Directions for this task — In the records below, find each line with the word "Perspective" and copy it.

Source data
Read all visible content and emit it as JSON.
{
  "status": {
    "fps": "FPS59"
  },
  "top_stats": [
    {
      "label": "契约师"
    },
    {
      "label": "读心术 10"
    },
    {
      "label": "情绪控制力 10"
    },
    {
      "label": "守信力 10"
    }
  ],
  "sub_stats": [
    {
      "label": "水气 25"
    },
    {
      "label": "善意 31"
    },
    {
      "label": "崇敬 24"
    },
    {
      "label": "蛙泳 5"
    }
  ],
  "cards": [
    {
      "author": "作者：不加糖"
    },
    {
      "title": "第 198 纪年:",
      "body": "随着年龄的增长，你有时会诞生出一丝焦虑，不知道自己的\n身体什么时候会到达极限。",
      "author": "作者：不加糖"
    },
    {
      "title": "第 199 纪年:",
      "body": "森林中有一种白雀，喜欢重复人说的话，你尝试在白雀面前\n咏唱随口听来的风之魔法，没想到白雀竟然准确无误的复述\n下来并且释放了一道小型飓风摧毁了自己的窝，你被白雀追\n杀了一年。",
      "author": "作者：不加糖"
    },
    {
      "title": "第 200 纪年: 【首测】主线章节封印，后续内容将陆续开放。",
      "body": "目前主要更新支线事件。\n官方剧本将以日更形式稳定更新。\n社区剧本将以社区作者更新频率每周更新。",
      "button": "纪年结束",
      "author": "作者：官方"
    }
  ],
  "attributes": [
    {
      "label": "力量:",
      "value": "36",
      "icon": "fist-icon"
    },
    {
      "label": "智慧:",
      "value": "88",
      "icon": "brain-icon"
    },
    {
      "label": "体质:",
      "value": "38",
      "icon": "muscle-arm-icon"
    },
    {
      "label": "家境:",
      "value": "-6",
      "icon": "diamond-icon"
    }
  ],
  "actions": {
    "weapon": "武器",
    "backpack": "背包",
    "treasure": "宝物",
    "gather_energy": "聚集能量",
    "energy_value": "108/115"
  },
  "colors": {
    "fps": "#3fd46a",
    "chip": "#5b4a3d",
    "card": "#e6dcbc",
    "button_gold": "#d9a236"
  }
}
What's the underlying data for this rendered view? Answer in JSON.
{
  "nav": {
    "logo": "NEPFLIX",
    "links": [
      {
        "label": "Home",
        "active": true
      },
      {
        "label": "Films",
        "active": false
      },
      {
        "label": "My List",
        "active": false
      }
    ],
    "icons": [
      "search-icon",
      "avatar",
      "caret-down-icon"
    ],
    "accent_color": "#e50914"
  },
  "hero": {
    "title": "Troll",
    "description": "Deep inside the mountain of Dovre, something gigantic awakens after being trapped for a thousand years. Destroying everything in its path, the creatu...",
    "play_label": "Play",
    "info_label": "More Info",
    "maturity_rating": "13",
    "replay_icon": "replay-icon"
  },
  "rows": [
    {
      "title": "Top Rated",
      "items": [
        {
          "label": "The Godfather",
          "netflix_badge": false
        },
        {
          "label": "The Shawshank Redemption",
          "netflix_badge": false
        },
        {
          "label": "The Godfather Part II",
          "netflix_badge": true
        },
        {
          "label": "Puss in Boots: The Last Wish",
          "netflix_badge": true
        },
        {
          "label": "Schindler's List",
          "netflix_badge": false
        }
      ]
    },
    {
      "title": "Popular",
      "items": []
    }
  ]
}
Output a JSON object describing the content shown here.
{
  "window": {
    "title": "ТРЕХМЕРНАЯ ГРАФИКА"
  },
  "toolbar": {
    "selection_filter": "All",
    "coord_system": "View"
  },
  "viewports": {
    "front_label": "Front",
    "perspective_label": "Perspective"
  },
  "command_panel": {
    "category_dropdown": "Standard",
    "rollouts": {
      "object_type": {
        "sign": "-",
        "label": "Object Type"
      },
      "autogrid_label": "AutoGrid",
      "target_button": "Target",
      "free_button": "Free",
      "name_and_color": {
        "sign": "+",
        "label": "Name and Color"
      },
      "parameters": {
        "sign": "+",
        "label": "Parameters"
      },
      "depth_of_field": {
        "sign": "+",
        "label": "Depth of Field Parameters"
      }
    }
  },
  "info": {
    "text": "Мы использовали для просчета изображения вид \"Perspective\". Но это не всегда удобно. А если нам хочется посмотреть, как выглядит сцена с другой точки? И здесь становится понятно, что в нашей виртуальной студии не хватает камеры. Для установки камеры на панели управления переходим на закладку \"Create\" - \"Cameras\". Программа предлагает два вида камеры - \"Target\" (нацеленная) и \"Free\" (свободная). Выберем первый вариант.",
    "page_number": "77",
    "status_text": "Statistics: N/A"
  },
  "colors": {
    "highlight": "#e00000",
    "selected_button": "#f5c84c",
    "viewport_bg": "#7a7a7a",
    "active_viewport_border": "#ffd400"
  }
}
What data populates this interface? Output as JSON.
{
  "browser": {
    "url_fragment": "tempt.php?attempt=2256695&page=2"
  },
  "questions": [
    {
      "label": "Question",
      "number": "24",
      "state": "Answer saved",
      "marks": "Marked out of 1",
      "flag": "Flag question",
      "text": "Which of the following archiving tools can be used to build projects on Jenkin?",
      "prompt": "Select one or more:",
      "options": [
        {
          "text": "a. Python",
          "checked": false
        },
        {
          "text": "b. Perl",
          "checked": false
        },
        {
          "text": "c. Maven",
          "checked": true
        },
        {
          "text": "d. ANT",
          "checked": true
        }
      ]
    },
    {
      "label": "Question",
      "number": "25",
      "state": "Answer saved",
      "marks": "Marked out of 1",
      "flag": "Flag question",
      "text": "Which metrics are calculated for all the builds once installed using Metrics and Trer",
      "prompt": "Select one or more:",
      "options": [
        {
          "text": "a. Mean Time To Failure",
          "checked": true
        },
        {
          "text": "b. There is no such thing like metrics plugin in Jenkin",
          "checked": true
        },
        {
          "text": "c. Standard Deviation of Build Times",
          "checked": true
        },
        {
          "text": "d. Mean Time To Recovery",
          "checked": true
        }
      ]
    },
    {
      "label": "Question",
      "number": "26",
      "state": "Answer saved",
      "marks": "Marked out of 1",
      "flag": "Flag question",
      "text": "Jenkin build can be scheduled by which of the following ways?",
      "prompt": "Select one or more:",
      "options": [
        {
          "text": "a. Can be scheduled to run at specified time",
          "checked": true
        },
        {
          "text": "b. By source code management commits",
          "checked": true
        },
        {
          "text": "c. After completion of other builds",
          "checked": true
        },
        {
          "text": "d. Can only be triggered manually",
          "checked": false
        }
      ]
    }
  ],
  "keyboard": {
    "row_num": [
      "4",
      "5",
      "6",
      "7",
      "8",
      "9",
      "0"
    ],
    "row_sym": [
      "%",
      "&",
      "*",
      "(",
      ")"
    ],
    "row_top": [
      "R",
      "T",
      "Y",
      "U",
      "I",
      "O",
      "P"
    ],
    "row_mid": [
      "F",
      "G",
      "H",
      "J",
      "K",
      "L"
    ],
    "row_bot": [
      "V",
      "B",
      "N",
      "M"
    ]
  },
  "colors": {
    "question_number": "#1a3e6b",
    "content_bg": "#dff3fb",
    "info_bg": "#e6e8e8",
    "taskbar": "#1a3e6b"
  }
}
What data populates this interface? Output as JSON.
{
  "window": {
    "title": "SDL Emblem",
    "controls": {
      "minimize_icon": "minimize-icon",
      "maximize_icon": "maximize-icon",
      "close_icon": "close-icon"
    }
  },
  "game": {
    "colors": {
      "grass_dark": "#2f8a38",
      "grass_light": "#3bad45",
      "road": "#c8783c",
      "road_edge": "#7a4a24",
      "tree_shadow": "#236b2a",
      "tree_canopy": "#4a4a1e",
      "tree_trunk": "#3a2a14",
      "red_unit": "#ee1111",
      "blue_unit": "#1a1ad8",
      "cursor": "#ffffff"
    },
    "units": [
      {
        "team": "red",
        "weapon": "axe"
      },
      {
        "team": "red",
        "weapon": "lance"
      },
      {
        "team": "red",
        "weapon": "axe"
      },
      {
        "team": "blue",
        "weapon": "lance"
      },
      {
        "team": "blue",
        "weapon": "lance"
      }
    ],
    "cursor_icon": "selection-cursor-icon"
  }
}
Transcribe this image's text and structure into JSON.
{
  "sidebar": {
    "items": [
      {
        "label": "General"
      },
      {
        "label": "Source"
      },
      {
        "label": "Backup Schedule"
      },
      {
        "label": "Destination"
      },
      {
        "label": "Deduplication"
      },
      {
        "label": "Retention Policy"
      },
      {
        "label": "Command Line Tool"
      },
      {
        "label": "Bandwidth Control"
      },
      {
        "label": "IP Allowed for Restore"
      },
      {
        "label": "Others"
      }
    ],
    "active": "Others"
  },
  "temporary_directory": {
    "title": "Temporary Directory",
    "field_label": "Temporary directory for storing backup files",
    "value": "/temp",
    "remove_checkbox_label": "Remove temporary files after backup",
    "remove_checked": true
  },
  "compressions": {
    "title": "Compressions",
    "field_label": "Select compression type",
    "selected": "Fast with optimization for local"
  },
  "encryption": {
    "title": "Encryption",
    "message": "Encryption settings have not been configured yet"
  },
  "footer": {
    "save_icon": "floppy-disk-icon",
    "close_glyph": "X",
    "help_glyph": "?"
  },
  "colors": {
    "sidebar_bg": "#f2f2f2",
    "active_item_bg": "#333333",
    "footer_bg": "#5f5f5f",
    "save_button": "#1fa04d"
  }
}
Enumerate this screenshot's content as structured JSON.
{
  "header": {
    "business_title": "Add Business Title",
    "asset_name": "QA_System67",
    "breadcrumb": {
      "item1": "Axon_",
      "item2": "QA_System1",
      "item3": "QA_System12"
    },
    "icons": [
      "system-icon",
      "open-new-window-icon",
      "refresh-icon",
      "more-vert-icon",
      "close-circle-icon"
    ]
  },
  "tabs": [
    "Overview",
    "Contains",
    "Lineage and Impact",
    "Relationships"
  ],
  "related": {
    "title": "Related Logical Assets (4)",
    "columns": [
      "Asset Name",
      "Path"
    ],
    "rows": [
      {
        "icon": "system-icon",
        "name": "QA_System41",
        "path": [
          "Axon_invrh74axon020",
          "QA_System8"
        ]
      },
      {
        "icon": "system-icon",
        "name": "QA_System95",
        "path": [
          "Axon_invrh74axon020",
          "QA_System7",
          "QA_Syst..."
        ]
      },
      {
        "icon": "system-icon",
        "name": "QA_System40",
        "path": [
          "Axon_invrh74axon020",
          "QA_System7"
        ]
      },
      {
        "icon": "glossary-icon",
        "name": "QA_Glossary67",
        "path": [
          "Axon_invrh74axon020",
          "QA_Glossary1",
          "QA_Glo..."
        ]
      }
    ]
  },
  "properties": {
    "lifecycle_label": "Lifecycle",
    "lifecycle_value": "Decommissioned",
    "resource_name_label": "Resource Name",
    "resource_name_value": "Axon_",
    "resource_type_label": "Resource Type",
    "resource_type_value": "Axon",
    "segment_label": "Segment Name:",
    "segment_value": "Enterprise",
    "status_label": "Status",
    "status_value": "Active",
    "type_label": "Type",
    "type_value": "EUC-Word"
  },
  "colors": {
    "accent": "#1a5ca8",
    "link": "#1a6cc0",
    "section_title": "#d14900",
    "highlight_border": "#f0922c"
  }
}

Answer for the task —
    "perspective_label": "Perspective"
    "text": "Мы использовали для просчета изображения вид \"Perspective\". Но это не всегда удобно. А если нам хочется посмотреть, как выглядит сцена с другой точки? И здесь становится понятно, что в нашей виртуальной студии не хватает камеры. Для установки камеры на панели управления переходим на закладку \"Create\" - \"Cameras\". Программа предлагает два вида камеры - \"Target\" (нацеленная) и \"Free\" (свободная). Выберем первый вариант.",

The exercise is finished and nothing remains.